Give the entries again exactly, every one of them.

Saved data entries
+-------+

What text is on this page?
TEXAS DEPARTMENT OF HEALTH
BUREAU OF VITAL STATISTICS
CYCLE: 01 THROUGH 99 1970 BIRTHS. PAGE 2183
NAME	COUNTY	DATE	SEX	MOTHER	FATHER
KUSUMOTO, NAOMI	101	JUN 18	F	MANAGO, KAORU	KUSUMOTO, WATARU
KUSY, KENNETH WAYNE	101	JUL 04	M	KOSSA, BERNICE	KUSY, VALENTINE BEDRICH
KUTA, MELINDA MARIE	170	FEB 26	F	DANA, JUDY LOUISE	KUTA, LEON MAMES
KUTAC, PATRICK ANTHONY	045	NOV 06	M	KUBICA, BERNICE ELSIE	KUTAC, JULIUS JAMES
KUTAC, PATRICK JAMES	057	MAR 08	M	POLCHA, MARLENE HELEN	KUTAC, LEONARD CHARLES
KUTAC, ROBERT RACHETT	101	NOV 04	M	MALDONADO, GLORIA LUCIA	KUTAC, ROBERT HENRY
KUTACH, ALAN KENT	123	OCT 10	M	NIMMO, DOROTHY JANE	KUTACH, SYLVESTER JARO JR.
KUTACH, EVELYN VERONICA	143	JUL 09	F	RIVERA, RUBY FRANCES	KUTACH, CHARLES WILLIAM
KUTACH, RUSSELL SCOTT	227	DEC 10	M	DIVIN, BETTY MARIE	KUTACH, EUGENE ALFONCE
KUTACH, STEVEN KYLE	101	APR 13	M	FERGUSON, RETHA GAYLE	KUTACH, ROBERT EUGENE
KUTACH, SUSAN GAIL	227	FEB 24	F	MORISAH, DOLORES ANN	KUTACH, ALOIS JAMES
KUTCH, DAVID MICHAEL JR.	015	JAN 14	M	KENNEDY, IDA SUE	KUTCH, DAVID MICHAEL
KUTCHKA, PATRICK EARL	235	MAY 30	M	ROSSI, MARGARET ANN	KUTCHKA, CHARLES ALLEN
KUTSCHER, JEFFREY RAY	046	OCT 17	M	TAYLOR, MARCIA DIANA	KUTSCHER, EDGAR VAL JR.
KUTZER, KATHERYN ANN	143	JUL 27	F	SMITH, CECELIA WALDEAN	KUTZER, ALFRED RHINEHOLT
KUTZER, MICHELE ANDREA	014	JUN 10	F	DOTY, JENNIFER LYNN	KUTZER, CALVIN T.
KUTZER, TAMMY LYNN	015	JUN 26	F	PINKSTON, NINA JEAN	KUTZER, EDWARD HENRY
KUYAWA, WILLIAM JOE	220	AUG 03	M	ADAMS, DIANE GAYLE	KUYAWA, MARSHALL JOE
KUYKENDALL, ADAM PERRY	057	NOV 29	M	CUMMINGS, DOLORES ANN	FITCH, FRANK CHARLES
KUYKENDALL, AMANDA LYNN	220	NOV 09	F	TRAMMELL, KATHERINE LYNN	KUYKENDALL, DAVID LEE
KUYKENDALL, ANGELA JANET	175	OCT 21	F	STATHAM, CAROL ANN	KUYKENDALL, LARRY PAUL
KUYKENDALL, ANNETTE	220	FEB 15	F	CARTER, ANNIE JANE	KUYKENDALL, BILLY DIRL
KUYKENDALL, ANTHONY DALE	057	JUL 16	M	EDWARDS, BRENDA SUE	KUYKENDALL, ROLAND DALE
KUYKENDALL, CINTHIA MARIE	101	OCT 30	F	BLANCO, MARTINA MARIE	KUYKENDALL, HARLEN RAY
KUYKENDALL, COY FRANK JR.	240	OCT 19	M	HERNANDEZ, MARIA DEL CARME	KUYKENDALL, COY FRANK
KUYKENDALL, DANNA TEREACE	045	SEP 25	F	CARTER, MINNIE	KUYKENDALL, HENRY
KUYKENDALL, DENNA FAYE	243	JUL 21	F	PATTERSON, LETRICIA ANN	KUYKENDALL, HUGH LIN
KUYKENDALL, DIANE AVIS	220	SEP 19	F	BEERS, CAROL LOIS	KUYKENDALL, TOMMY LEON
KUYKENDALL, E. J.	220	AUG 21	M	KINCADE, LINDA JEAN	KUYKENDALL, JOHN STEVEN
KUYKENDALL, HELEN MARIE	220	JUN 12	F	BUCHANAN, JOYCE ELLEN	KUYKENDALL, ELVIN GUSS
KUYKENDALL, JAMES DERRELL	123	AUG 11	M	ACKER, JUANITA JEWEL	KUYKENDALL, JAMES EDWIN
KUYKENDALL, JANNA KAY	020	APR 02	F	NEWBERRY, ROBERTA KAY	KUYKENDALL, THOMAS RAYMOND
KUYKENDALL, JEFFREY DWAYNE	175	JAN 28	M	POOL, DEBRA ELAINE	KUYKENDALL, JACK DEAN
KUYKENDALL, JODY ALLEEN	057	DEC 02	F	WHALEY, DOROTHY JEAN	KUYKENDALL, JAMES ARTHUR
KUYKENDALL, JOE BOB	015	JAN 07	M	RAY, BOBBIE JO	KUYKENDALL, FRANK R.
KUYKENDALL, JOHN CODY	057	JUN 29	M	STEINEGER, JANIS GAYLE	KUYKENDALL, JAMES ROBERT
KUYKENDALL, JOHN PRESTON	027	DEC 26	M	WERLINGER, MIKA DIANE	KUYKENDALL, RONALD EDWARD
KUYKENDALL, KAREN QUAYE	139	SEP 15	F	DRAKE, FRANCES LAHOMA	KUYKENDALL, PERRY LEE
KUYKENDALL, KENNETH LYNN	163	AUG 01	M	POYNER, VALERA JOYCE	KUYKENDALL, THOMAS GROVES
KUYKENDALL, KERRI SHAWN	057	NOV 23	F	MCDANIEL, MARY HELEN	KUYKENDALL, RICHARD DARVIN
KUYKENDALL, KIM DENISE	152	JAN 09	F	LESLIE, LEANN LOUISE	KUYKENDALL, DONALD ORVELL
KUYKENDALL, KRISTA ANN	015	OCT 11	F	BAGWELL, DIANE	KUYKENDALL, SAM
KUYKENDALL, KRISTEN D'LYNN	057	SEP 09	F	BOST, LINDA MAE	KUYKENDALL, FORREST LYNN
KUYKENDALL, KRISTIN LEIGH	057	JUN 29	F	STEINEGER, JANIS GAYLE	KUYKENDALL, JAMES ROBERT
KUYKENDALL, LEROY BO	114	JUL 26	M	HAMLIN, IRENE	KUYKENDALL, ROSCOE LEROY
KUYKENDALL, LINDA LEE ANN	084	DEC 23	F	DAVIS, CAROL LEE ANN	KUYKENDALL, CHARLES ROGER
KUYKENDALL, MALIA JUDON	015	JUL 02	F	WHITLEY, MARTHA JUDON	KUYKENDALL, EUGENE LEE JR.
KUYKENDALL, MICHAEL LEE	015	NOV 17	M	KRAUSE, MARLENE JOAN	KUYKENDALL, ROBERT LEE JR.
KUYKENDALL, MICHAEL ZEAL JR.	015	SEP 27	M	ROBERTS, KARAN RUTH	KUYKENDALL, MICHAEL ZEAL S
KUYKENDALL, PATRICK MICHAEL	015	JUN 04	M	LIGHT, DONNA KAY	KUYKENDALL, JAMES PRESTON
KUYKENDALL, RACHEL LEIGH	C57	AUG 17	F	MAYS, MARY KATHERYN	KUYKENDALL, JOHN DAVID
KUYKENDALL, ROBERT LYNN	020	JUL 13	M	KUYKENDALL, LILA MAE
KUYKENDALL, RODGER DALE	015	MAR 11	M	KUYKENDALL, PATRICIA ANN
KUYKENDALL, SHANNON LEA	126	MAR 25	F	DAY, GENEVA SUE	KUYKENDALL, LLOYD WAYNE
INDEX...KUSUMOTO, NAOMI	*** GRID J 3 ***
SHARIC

+-------+

Exercise result
What text is on this page?
TEXAS DEPARTMENT OF HEALTH
BUREAU OF VITAL STATISTICS
CYCLE: 01 THROUGH 99 1970 BIRTHS. PAGE 2183
NAME	COUNTY	DATE	SEX	MOTHER	FATHER
KUSUMOTO, NAOMI	101	JUN 18	F	MANAGO, KAORU	KUSUMOTO, WATARU
KUSY, KENNETH WAYNE	101	JUL 04	M	KOSSA, BERNICE	KUSY, VALENTINE BEDRICH
KUTA, MELINDA MARIE	170	FEB 26	F	DANA, JUDY LOUISE	KUTA, LEON MAMES
KUTAC, PATRICK ANTHONY	045	NOV 06	M	KUBICA, BERNICE ELSIE	KUTAC, JULIUS JAMES
KUTAC, PATRICK JAMES	057	MAR 08	M	POLCHA, MARLENE HELEN	KUTAC, LEONARD CHARLES
KUTAC, ROBERT RACHETT	101	NOV 04	M	MALDONADO, GLORIA LUCIA	KUTAC, ROBERT HENRY
KUTACH, ALAN KENT	123	OCT 10	M	NIMMO, DOROTHY JANE	KUTACH, SYLVESTER JARO JR.
KUTACH, EVELYN VERONICA	143	JUL 09	F	RIVERA, RUBY FRANCES	KUTACH, CHARLES WILLIAM
KUTACH, RUSSELL SCOTT	227	DEC 10	M	DIVIN, BETTY MARIE	KUTACH, EUGENE ALFONCE
KUTACH, STEVEN KYLE	101	APR 13	M	FERGUSON, RETHA GAYLE	KUTACH, ROBERT EUGENE
KUTACH, SUSAN GAIL	227	FEB 24	F	MORISAH, DOLORES ANN	KUTACH, ALOIS JAMES
KUTCH, DAVID MICHAEL JR.	015	JAN 14	M	KENNEDY, IDA SUE	KUTCH, DAVID MICHAEL
KUTCHKA, PATRICK EARL	235	MAY 30	M	ROSSI, MARGARET ANN	KUTCHKA, CHARLES ALLEN
KUTSCHER, JEFFREY RAY	046	OCT 17	M	TAYLOR, MARCIA DIANA	KUTSCHER, EDGAR VAL JR.
KUTZER, KATHERYN ANN	143	JUL 27	F	SMITH, CECELIA WALDEAN	KUTZER, ALFRED RHINEHOLT
KUTZER, MICHELE ANDREA	014	JUN 10	F	DOTY, JENNIFER LYNN	KUTZER, CALVIN T.
KUTZER, TAMMY LYNN	015	JUN 26	F	PINKSTON, NINA JEAN	KUTZER, EDWARD HENRY
KUYAWA, WILLIAM JOE	220	AUG 03	M	ADAMS, DIANE GAYLE	KUYAWA, MARSHALL JOE
KUYKENDALL, ADAM PERRY	057	NOV 29	M	CUMMINGS, DOLORES ANN	FITCH, FRANK CHARLES
KUYKENDALL, AMANDA LYNN	220	NOV 09	F	TRAMMELL, KATHERINE LYNN	KUYKENDALL, DAVID LEE
KUYKENDALL, ANGELA JANET	175	OCT 21	F	STATHAM, CAROL ANN	KUYKENDALL, LARRY PAUL
KUYKENDALL, ANNETTE	220	FEB 15	F	CARTER, ANNIE JANE	KUYKENDALL, BILLY DIRL
KUYKENDALL, ANTHONY DALE	057	JUL 16	M	EDWARDS, BRENDA SUE	KUYKENDALL, ROLAND DALE
KUYKENDALL, CINTHIA MARIE	101	OCT 30	F	BLANCO, MARTINA MARIE	KUYKENDALL, HARLEN RAY
KUYKENDALL, COY FRANK JR.	240	OCT 19	M	HERNANDEZ, MARIA DEL CARME	KUYKENDALL, COY FRANK
KUYKENDALL, DANNA TEREACE	045	SEP 25	F	CARTER, MINNIE	KUYKENDALL, HENRY
KUYKENDALL, DENNA FAYE	243	JUL 21	F	PATTERSON, LETRICIA ANN	KUYKENDALL, HUGH LIN
KUYKENDALL, DIANE AVIS	220	SEP 19	F	BEERS, CAROL LOIS	KUYKENDALL, TOMMY LEON
KUYKENDALL, E. J.	220	AUG 21	M	KINCADE, LINDA JEAN	KUYKENDALL, JOHN STEVEN
KUYKENDALL, HELEN MARIE	220	JUN 12	F	BUCHANAN, JOYCE ELLEN	KUYKENDALL, ELVIN GUSS
KUYKENDALL, JAMES DERRELL	123	AUG 11	M	ACKER, JUANITA JEWEL	KUYKENDALL, JAMES EDWIN
KUYKENDALL, JANNA KAY	020	APR 02	F	NEWBERRY, ROBERTA KAY	KUYKENDALL, THOMAS RAYMOND
KUYKENDALL, JEFFREY DWAYNE	175	JAN 28	M	POOL, DEBRA ELAINE	KUYKENDALL, JACK DEAN
KUYKENDALL, JODY ALLEEN	057	DEC 02	F	WHALEY, DOROTHY JEAN	KUYKENDALL, JAMES ARTHUR
KUYKENDALL, JOE BOB	015	JAN 07	M	RAY, BOBBIE JO	KUYKENDALL, FRANK R.
KUYKENDALL, JOHN CODY	057	JUN 29	M	STEINEGER, JANIS GAYLE	KUYKENDALL, JAMES ROBERT
KUYKENDALL, JOHN PRESTON	027	DEC 26	M	WERLINGER, MIKA DIANE	KUYKENDALL, RONALD EDWARD
KUYKENDALL, KAREN QUAYE	139	SEP 15	F	DRAKE, FRANCES LAHOMA	KUYKENDALL, PERRY LEE
KUYKENDALL, KENNETH LYNN	163	AUG 01	M	POYNER, VALERA JOYCE	KUYKENDALL, THOMAS GROVES
KUYKENDALL, KERRI SHAWN	057	NOV 23	F	MCDANIEL, MARY HELEN	KUYKENDALL, RICHARD DARVIN
KUYKENDALL, KIM DENISE	152	JAN 09	F	LESLIE, LEANN LOUISE	KUYKENDALL, DONALD ORVELL
KUYKENDALL, KRISTA ANN	015	OCT 11	F	BAGWELL, DIANE	KUYKENDALL, SAM
KUYKENDALL, KRISTEN D'LYNN	057	SEP 09	F	BOST, LINDA MAE	KUYKENDALL, FORREST LYNN
KUYKENDALL, KRISTIN LEIGH	057	JUN 29	F	STEINEGER, JANIS GAYLE	KUYKENDALL, JAMES ROBERT
KUYKENDALL, LEROY BO	114	JUL 26	M	HAMLIN, IRENE	KUYKENDALL, ROSCOE LEROY
KUYKENDALL, LINDA LEE ANN	084	DEC 23	F	DAVIS, CAROL LEE ANN	KUYKENDALL, CHARLES ROGER
KUYKENDALL, MALIA JUDON	015	JUL 02	F	WHITLEY, MARTHA JUDON	KUYKENDALL, EUGENE LEE JR.
KUYKENDALL, MICHAEL LEE	015	NOV 17	M	KRAUSE, MARLENE JOAN	KUYKENDALL, ROBERT LEE JR.
KUYKENDALL, MICHAEL ZEAL JR.	015	SEP 27	M	ROBERTS, KARAN RUTH	KUYKENDALL, MICHAEL ZEAL S
KUYKENDALL, PATRICK MICHAEL	015	JUN 04	M	LIGHT, DONNA KAY	KUYKENDALL, JAMES PRESTON
KUYKENDALL, RACHEL LEIGH	C57	AUG 17	F	MAYS, MARY KATHERYN	KUYKENDALL, JOHN DAVID
KUYKENDALL, ROBERT LYNN	020	JUL 13	M	KUYKENDALL, LILA MAE
KUYKENDALL, RODGER DALE	015	MAR 11	M	KUYKENDALL, PATRICIA ANN
KUYKENDALL, SHANNON LEA	126	MAR 25	F	DAY, GENEVA SUE	KUYKENDALL, LLOYD WAYNE
INDEX...KUSUMOTO, NAOMI	*** GRID J 3 ***
SHARIC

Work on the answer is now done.